### Zu bearbeiten
A) Geben Sie aus dem Ausgangstext den Abschnitt wörtlich wieder, der mit den Worten „Für die FDP“ einsetzt und mit „gezielt eingesetzt werden.“ schließt.
B) Beantworten Sie anhand des Ausgangstextes:
(i) Seit wann lebt Jörg Döhler in Sötenich?
(ii) Was für ein Portal will die CDU aufbauen?
(iii) Welche berufliche Qualifikation hat Jörg Döhler?
C) Wie lässt sich der Ausgangstext in zwei Sätzen zusammenfassen?

### Ausgangstext
:::::

Mit Jobmessen und anderen Initiativen will die CDU Fachkräfte in die Region holen. Um den Austausch zu fördern, soll ein Wirtschafts - und Handwerksforums gegründet wurden. Mit ausreichend Kita- und OGS-Plätzen und bezahlbarem Wohnraum sollen Familien unterstützt werden. Zusätzliche Spielplätze und Treffpunkten in allen Orten sollen Begegnungsräume schaffen. Regionale Produkte und Direktvermarktung sollen gefördert werden. Ferner soll ein Ehrenamtsportal mit Angeboten, Gesuchen und Informationen für alle aufgebaut werden.

FDP

Für die FDP tritt Jörg Döhler an. Der 52-Jährige ist verheiratet, hat zwei Kinder und lebt seit mehr als 50 Jahren in Sötenich. Der diplomierte Bankbetriebswirt ist Ratsmitglied und sitzt in diversen Ausschüssen. Er soll nach der Wahl den Fraktionsvorsitz übernehmen. Die FDP will Vereine und Ehrenamt gezielt fördern und gegenseitig unterstützen. Ferner soll der Hochwasser- und Starkregenschutz optimiert und Gelder gezielt eingesetzt werden.

Porträtbild von Jörg Döhler mit Hemd und Sakko.

Als Fraktionsvorsitzender soll Jörg Döhler künftig die FDP im Gemeinderat anführen.

:::::

### Untersuchte Daten
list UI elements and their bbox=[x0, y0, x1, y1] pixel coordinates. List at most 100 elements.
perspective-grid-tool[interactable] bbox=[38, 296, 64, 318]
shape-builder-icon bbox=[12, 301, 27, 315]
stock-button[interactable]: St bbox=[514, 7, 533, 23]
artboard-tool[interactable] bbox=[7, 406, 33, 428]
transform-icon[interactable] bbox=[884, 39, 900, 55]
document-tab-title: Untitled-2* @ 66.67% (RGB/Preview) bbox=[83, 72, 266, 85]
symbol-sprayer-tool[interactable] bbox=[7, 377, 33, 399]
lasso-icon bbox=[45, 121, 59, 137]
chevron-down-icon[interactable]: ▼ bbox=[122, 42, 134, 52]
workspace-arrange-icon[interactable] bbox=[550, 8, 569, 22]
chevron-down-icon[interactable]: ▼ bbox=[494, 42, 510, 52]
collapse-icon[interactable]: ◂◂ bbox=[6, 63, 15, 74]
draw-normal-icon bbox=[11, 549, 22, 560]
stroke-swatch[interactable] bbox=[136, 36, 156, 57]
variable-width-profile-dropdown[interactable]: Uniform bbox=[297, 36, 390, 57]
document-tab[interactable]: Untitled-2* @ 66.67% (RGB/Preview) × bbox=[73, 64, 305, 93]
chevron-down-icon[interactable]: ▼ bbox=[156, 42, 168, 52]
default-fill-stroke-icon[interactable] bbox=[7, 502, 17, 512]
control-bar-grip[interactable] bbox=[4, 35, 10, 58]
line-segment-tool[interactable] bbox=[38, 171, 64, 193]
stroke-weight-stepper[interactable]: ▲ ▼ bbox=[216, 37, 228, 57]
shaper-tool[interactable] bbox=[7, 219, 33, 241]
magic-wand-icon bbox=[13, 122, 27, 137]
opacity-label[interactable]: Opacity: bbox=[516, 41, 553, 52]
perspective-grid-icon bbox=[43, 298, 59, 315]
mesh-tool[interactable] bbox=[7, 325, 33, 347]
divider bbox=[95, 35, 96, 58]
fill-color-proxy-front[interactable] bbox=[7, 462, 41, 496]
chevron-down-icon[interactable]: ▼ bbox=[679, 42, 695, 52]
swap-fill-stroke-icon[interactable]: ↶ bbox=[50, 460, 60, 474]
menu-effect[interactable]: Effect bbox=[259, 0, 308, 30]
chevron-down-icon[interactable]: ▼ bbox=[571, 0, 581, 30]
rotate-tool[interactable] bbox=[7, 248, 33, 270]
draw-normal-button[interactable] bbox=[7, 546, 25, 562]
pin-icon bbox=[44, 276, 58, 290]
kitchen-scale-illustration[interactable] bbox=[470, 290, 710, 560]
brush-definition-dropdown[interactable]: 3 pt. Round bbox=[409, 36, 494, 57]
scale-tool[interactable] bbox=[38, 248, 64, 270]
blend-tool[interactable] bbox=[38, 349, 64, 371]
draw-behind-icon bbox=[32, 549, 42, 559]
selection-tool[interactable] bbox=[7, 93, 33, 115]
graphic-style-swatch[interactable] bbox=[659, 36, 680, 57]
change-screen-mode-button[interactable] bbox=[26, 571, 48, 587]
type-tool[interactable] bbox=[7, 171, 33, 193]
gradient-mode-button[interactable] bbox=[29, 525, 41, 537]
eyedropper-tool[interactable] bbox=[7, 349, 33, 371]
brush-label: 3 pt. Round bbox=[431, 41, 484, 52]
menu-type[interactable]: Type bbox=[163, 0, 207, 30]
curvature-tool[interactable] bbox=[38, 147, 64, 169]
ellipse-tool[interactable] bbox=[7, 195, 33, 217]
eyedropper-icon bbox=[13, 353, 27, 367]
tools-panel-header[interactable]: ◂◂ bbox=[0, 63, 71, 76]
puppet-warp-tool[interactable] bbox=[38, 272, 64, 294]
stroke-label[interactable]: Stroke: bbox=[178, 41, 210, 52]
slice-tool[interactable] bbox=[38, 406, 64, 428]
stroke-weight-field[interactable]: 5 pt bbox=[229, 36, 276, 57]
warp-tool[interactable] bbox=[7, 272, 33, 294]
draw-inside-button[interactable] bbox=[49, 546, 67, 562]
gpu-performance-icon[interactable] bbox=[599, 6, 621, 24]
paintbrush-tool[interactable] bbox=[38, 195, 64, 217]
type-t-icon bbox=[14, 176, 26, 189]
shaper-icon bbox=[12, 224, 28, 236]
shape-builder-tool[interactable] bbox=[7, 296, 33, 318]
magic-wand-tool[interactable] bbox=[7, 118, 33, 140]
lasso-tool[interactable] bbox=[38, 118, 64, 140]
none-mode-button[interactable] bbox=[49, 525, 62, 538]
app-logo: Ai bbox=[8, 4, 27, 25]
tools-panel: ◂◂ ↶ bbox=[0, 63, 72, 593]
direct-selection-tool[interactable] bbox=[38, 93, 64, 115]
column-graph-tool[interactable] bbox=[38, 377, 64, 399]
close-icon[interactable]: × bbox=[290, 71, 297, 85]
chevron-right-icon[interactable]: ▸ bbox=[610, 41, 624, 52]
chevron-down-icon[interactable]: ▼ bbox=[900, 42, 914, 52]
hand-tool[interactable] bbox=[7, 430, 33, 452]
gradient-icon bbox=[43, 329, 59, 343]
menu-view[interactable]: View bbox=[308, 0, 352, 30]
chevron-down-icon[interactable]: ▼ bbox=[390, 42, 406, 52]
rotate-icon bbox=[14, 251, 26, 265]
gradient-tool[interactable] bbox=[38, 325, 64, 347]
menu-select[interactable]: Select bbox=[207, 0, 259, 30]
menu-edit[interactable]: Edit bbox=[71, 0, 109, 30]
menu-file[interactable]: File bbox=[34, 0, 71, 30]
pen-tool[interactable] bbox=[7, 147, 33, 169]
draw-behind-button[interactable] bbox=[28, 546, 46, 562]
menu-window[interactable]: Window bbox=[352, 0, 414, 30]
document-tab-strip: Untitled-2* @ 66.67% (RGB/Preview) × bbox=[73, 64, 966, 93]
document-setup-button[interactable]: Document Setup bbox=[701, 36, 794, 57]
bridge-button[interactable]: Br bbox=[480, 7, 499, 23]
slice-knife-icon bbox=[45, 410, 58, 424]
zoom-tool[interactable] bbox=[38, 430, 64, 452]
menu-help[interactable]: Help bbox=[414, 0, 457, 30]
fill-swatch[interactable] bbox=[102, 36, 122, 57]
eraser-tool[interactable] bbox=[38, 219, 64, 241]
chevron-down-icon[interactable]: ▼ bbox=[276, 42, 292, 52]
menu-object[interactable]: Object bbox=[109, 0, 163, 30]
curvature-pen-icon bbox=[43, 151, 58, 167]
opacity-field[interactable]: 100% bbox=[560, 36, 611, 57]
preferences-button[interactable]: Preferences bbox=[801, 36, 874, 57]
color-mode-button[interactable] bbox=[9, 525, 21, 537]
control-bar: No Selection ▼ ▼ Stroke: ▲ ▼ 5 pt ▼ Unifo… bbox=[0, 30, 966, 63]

:::::

### Lösungen
A)
Für die FDP tritt Jörg Döhler an. Der 52-Jährige ist verheiratet, hat zwei Kinder und lebt seit mehr als 50 Jahren in Sötenich. Der diplomierte Bankbetriebswirt ist Ratsmitglied und sitzt in diversen Ausschüssen. Er soll nach der Wahl den Fraktionsvorsitz übernehmen. Die FDP will Vereine und Ehrenamt gezielt fördern und gegenseitig unterstützen. Ferner soll der Hochwasser- und Starkregenschutz optimiert und Gelder gezielt eingesetzt werden.

B)
(i) Seit mehr als 50 Jahren.
(ii) Ein Ehrenamtsportal mit Angeboten, Gesuchen und Informationen für alle.
(iii) Er ist diplomierter Bankbetriebswirt.

C) Die CDU will mit Jobmessen und anderen Initiativen Fachkräfte in die Region holen, Familien mit Kita- und OGS-Plätzen sowie bezahlbarem Wohnraum unterstützen, Begegnungsräume schaffen, regionale Produkte fördern und ein Ehrenamtsportal aufbauen. Für die FDP tritt der 52-jährige Jörg Döhler aus Sötenich an, der nach der Wahl den Fraktionsvorsitz übernehmen soll, und die Partei will Vereine und Ehrenamt fördern sowie den Hochwasser- und Starkregenschutz optimieren.